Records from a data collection
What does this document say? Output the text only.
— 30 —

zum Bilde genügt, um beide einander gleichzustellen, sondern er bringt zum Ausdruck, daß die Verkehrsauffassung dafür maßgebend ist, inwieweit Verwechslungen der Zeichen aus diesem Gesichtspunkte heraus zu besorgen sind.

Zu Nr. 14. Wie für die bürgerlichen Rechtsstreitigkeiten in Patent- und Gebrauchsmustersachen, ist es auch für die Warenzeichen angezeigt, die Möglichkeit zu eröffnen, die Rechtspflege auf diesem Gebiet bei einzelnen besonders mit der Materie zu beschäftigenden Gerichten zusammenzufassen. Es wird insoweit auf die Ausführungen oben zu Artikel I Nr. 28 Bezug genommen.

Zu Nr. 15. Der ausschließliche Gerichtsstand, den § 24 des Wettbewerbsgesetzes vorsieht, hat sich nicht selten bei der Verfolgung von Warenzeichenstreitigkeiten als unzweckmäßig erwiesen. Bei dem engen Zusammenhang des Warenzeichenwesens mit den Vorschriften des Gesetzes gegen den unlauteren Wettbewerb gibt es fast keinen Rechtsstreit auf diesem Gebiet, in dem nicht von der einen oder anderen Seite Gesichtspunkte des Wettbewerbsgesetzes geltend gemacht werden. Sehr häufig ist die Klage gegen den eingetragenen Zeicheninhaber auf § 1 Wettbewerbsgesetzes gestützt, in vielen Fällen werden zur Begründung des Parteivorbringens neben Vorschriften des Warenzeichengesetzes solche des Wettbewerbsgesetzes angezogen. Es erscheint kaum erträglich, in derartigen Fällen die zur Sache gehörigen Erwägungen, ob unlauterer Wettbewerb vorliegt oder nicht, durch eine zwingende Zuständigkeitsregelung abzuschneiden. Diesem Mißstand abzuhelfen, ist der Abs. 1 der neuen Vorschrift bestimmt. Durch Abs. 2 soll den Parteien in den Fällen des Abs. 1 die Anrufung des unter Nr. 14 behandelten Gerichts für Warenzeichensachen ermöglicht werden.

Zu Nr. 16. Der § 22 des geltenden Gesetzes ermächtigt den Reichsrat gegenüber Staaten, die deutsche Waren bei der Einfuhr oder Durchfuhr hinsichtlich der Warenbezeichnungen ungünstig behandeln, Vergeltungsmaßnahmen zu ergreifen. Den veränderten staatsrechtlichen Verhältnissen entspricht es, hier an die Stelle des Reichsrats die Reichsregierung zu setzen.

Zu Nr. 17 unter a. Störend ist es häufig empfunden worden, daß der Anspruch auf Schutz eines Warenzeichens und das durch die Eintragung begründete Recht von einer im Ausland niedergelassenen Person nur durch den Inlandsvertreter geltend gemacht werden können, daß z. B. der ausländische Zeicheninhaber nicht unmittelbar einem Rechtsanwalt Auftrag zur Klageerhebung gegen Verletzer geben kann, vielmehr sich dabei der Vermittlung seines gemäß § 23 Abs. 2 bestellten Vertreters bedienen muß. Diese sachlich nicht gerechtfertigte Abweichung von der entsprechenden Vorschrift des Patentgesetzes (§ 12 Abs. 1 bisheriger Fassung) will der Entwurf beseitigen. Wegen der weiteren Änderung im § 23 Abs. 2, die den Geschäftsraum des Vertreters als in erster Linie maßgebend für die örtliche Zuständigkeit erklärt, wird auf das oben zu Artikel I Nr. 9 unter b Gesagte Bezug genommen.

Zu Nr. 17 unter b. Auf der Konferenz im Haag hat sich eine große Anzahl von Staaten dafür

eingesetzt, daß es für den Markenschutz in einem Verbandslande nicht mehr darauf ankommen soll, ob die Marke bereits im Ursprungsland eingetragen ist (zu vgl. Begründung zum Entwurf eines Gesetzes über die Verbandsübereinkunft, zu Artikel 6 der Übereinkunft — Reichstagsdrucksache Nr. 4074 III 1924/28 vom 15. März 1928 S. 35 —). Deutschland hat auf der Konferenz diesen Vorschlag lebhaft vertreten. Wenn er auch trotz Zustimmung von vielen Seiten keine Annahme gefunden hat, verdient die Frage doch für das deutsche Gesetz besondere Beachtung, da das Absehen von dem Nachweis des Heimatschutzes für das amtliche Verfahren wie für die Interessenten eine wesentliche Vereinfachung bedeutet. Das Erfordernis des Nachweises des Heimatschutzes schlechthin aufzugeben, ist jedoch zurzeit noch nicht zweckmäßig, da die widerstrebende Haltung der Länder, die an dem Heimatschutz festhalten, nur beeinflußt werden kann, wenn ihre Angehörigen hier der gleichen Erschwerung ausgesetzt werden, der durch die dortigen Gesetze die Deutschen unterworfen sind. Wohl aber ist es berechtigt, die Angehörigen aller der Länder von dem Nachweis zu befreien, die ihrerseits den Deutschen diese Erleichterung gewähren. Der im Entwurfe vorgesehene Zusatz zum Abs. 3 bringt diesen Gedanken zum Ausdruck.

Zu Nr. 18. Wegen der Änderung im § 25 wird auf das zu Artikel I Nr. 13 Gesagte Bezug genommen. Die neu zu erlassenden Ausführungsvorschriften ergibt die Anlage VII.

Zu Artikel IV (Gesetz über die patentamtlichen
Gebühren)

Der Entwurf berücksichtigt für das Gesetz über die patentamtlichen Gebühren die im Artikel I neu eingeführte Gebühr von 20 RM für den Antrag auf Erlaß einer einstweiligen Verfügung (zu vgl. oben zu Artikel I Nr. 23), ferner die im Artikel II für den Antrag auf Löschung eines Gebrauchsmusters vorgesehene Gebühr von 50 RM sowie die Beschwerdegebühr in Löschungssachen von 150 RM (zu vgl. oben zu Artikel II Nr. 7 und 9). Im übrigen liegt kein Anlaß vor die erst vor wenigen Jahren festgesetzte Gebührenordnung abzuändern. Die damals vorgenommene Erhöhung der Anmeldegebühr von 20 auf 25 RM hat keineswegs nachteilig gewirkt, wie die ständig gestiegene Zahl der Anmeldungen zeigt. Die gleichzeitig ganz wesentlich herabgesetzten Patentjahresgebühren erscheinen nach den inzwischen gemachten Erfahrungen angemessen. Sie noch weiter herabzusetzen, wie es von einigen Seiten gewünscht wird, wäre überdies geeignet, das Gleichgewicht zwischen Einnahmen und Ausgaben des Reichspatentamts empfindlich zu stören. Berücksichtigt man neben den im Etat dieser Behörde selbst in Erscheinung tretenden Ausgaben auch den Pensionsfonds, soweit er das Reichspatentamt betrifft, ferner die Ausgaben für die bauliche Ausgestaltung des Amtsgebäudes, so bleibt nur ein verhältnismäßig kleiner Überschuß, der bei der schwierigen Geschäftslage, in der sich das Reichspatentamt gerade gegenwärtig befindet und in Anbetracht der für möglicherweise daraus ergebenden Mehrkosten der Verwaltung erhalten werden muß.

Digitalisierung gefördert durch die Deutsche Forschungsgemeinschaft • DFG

Exercise requirements: Your task is to collect every line above that contains the word "dafür".

Solution:
zum Bilde genügt, um beide einander gleichzustellen, sondern er bringt zum Ausdruck, daß die Verkehrsauffassung dafür maßgebend ist, inwieweit Verwechslungen der Zeichen aus diesem Gesichtspunkte heraus zu besorgen sind.
Zu Nr. 17 unter b. Auf der Konferenz im Haag hat sich eine große Anzahl von Staaten dafür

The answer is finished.